Do this:
Return the full listing exactly as it is written.

Record set:
________________________________________
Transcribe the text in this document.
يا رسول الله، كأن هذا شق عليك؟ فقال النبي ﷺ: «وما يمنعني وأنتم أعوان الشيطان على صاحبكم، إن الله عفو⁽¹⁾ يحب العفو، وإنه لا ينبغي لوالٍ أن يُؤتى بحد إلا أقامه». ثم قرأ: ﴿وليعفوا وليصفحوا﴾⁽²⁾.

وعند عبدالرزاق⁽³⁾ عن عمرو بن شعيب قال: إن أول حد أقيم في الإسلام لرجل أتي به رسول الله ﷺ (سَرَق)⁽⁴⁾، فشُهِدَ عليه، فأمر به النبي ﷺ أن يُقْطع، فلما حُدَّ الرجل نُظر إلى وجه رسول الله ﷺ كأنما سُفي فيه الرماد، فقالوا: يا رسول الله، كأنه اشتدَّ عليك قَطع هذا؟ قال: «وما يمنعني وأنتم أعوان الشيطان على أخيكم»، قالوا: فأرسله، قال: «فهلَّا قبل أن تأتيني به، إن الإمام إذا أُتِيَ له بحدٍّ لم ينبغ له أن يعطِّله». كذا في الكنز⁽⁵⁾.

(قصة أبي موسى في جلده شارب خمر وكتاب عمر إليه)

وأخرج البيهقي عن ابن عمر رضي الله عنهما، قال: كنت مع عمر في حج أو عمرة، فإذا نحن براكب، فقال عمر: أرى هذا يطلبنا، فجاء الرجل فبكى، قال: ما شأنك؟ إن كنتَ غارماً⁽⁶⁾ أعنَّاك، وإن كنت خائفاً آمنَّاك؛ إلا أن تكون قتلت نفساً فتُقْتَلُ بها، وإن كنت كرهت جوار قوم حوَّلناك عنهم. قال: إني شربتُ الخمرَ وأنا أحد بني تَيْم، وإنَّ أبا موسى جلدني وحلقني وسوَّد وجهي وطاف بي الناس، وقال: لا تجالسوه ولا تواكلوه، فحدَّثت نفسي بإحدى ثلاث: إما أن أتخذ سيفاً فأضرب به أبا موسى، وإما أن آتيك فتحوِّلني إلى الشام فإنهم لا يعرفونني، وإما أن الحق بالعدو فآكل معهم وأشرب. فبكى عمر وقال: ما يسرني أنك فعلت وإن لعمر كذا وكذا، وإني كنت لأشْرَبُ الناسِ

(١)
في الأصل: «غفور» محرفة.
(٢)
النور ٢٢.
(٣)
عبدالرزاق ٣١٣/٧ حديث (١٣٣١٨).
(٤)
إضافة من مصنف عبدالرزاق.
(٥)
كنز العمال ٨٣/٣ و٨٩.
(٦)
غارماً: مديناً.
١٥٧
________________________________________
Task solution:
Transcribe the text in this document.
يا رسول الله، كأن هذا شق عليك؟ فقال النبي ﷺ: «وما يمنعني وأنتم أعوان الشيطان على صاحبكم، إن الله عفو⁽¹⁾ يحب العفو، وإنه لا ينبغي لوالٍ أن يُؤتى بحد إلا أقامه». ثم قرأ: ﴿وليعفوا وليصفحوا﴾⁽²⁾.

وعند عبدالرزاق⁽³⁾ عن عمرو بن شعيب قال: إن أول حد أقيم في الإسلام لرجل أتي به رسول الله ﷺ (سَرَق)⁽⁴⁾، فشُهِدَ عليه، فأمر به النبي ﷺ أن يُقْطع، فلما حُدَّ الرجل نُظر إلى وجه رسول الله ﷺ كأنما سُفي فيه الرماد، فقالوا: يا رسول الله، كأنه اشتدَّ عليك قَطع هذا؟ قال: «وما يمنعني وأنتم أعوان الشيطان على أخيكم»، قالوا: فأرسله، قال: «فهلَّا قبل أن تأتيني به، إن الإمام إذا أُتِيَ له بحدٍّ لم ينبغ له أن يعطِّله». كذا في الكنز⁽⁵⁾.

(قصة أبي موسى في جلده شارب خمر وكتاب عمر إليه)

وأخرج البيهقي عن ابن عمر رضي الله عنهما، قال: كنت مع عمر في حج أو عمرة، فإذا نحن براكب، فقال عمر: أرى هذا يطلبنا، فجاء الرجل فبكى، قال: ما شأنك؟ إن كنتَ غارماً⁽⁶⁾ أعنَّاك، وإن كنت خائفاً آمنَّاك؛ إلا أن تكون قتلت نفساً فتُقْتَلُ بها، وإن كنت كرهت جوار قوم حوَّلناك عنهم. قال: إني شربتُ الخمرَ وأنا أحد بني تَيْم، وإنَّ أبا موسى جلدني وحلقني وسوَّد وجهي وطاف بي الناس، وقال: لا تجالسوه ولا تواكلوه، فحدَّثت نفسي بإحدى ثلاث: إما أن أتخذ سيفاً فأضرب به أبا موسى، وإما أن آتيك فتحوِّلني إلى الشام فإنهم لا يعرفونني، وإما أن الحق بالعدو فآكل معهم وأشرب. فبكى عمر وقال: ما يسرني أنك فعلت وإن لعمر كذا وكذا، وإني كنت لأشْرَبُ الناسِ

(١)
في الأصل: «غفور» محرفة.
(٢)
النور ٢٢.
(٣)
عبدالرزاق ٣١٣/٧ حديث (١٣٣١٨).
(٤)
إضافة من مصنف عبدالرزاق.
(٥)
كنز العمال ٨٣/٣ و٨٩.
(٦)
غارماً: مديناً.
١٥٧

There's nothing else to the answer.